Task set –
• a. In the balance-sheet excerpt, what is Apple's net cash position after subtracting all debt?
• b. For each statement, answer yes or no according to the balance-sheet excerpt, quoting the words of the excerpt that decide it: (i) Apple spent $8.1 billion on R&D in 2015. (ii) Exxon holds more cash than debt. (iii) Apple's total capital expenditures over the five-year period were $47.3 billion.
• c. Extend the balance-sheet excerpt on Apple and Exxon with the passage that follows its final sentence.

## START Selected excerpt

To be clear, Exxon Mobil is a much better business than US Steel. I’m not suggesting the two are similar (except that they are both commodity producers). My point is simply that predictability doesn’t necessarily lead to value creation. As Buffett rightly points out, being able to understand what a business will look like in 10 years is an important prerequisite for an investment, but being able to see what products and services a business will sell in 10 years doesn’t necessarily mean that there is a high level of predictability around the company’s earning power.

Apple’s Balance Sheet

Apple has a cash hoard of roughly $233 billion, and after subtracting all debt, Apple has a net cash position of $161 billion, or roughly $29 per share. Scott mentioned that Apple will need to use much of this to invest in research and development projects in order to continue producing innovative products.

Let’s take a look at Apple’s R&D spending the last five years:

  • 2011: $2.4 billion spent on R&D
  • 2012: $3.5 billion
  • 2013: $4.5 billion
  • 2014: $6.0 billion
  • 2015: $8.1 billion

To put these numbers in perspective, the R&D spending ranges between roughly 2.0% and 3.5% of Apple’s revenue. In the past 5 years, Apple has produced a combined $283.1 billion in operating cash flow (and this is after deducting the R&D expenses which run through the income statement). Apple’s total capital expenditures over that five year period were $47.3 billion—much of which would be categorized as “growth capex”. So even after deducting all capex, Apple has produced a combined $235.8 billion in cumulative free cash flow (FCF) over the past 5 years, or an average of roughly $47 billion FCF per year.

It’s hard to suggest—even assuming worse than expected sales declines—that Apple’s business model is going to require it to wind up using most of the cash hoard to finance capital investments and research projects when the operating business produces FCF that is 6 times larger than the R&D budget.

In other words, Apple could double or triple its R&D spending and still–even with worse than expected sales declines–add significant amounts of cash to its balance sheet.

Another way to look at the size of the cash is this: if Apple could somehow take its cash hoard and find a place to get 3% after-tax returns, it would produce $8 billion of interest from its cash, enough to finance the entire R&D budget from 2015 without even tapping principal. This doesn’t include the $40 billion or so of FCF that Apple will have this year to either pay out as dividends, buyback stock, or add to its growing pile of cash. I’m not suggesting Apple will or should invest in low-earning income securities, but this should help illustrate how much earning potential Apple has from its balance sheet to finance its spending.

Exxon’s Balance Sheet

On the other hand, let’s briefly glance at Exxon’s balance sheet. There is $4.8 billion of cash and roughly $43 billion of debt. Exxon has also produced a huge amount of cash flow over the past 5 years, and has historically produced a sizable amount of free cash flow as well. Over the past 5 years, the company has averaged $14.7 billion annually in FCF.

## END Selected excerpt
## START Data supplied

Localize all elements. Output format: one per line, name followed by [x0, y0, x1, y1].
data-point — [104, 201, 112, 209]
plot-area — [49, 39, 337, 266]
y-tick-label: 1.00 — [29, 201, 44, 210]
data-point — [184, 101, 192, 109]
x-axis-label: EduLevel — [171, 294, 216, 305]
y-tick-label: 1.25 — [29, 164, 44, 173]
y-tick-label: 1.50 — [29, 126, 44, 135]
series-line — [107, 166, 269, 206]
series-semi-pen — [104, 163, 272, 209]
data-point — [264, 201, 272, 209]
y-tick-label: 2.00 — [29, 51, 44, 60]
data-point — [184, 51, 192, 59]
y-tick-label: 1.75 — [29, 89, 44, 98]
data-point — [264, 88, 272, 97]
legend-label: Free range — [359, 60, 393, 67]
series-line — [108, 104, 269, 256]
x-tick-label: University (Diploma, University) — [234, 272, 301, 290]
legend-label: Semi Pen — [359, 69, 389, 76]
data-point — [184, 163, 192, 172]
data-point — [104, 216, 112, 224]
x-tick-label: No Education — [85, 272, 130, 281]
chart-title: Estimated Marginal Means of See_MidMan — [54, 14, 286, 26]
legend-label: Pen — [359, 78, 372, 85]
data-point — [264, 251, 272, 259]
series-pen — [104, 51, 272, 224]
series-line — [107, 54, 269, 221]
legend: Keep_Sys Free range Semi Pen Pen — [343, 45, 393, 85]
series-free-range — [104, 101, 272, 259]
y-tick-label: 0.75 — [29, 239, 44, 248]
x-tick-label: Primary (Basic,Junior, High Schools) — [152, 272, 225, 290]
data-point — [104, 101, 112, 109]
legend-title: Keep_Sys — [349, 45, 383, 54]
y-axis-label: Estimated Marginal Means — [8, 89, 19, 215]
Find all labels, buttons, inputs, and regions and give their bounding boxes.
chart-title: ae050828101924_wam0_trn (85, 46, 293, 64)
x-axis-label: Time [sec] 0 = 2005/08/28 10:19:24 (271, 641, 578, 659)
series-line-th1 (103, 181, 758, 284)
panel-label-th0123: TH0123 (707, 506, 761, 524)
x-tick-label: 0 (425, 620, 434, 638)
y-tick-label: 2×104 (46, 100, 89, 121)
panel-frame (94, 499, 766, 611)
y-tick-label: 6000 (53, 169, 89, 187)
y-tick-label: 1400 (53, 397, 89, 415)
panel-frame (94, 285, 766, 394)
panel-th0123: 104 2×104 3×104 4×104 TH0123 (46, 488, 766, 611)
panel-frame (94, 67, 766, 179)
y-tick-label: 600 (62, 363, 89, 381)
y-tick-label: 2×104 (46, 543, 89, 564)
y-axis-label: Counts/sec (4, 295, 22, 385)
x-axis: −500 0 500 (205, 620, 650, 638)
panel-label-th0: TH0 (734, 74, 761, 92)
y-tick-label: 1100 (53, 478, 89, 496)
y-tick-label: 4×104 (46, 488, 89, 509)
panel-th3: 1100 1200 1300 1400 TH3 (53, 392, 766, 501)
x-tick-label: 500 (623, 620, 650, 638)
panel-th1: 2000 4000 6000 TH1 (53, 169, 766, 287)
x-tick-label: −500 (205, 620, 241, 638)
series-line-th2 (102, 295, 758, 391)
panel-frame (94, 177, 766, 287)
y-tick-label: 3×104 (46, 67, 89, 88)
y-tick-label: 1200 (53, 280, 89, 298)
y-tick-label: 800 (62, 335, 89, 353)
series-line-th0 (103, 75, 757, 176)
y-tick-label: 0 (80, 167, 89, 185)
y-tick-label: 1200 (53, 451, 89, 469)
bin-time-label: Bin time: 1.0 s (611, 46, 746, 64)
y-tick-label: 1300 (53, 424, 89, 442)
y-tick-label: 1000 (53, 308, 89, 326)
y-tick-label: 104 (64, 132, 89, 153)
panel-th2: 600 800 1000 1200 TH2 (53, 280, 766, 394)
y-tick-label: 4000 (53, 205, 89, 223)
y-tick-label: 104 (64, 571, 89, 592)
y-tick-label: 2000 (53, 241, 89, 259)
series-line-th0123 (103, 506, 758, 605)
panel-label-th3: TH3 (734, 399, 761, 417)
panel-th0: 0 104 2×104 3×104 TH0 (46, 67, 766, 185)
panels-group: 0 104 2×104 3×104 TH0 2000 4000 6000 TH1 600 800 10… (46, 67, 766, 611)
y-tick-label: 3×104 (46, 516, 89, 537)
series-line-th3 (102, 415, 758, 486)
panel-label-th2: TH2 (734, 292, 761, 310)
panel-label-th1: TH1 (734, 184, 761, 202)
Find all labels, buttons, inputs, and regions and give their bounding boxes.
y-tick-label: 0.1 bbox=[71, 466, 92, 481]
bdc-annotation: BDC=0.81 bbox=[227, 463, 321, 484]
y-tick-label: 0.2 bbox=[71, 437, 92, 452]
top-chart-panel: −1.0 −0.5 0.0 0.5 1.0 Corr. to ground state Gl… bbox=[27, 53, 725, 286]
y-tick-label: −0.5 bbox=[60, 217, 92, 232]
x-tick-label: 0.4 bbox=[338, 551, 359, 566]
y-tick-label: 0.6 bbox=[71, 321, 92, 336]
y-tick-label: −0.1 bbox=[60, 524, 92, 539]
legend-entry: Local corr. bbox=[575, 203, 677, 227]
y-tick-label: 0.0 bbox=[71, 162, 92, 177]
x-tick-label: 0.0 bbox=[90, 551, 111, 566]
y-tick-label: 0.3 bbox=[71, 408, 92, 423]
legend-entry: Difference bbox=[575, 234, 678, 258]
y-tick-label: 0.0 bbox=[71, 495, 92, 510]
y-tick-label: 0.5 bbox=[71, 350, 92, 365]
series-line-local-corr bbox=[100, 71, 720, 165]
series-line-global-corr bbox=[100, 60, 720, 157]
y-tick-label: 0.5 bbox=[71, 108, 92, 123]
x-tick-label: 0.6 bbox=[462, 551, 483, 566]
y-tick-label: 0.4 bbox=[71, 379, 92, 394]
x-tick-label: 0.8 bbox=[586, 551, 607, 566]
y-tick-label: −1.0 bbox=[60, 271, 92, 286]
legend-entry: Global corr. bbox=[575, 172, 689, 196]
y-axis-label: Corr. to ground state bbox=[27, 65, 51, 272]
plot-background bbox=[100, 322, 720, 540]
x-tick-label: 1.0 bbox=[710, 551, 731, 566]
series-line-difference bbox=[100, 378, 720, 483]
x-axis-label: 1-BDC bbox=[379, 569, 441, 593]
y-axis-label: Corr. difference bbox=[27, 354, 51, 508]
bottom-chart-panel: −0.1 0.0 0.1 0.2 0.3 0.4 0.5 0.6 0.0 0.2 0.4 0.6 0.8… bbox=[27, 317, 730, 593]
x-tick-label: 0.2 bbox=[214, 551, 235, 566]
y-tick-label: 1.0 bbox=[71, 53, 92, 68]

## END Data supplied

Answers provided –
• a. $161 billion, or roughly $29 per share.

• b.
(i) Yes: "2015: $8.1 billion"
(ii) No: "There is $4.8 billion of cash and roughly $43 billion of debt."
(iii) Yes: "Apple’s total capital expenditures over that five year period were $47.3 billion"

• c.
The problem is that over the past 5 years, Exxon has spent an average of $15.2 billion per year on stock buybacks and an additional $11.0 billion per year on dividends. So a business with around $15 billion of free cash flow is not producing enough cash to finance its $26 billion of average capital returns (buybacks and dividends). Obviously, buybacks can easily be cut as earnings decline, but in recent quarters, the free cash flow (the amount of money the business generates to pay for things like buybacks and dividends) is not enough to even support the dividend. This is largely the reason Exxon’s debt has gone from $15 billion to $42 billion over the past 5 years. In 2015, Exxon’s free cash flow was just $3.9 billion, which was significantly less than the $12.3 billion that Exxon spent just on the dividend.

Buybacks have dropped from $22 billion at the peak to just $4 billion last year, but if conditions in the energy industry continue, Exxon could be forced to either continuing taking on large amounts of incremental debt each year to finance the dividend, or cut the dividend down to a level that can be financed out of the company’s free cash flow.

I am not making a prediction or casting judgment on the future of Exxon’s business (or its dividend), but I certainly view it in a much more precarious situation than Apple (which will most likely do somewhere between $40 billion and $50 billion of free cash flow this year—plenty to pay for its $13 billion dividend payment and still have much left over to buy back shares or add to its massive cash position).

To Sum It Up

The two businesses are like comparing apples (no pun intended) and oranges, but the articles Scott wrote got me thinking about the two last week. 

I recommend his book, which is a good read regardless of whether you short stocks or not. Thinking like a short seller is a very important skill to develop for any investor, as it helps you poke holes in your own potential investment ideas with a more discerning eye.

As far as this comparison between Exxon and Apple, it is more of just a random thought experiment without much relevance (since the two are unrelated businesses). But still it was interesting to consider the respective futures of the two since they are two of the largest companies in the market. In the near future, I’ll probably put up a post on why I like Apple as a business and an investment, which might be contrarian in the value community given the current view that the company is just another consumer electronics business. I currently own shares of Apple.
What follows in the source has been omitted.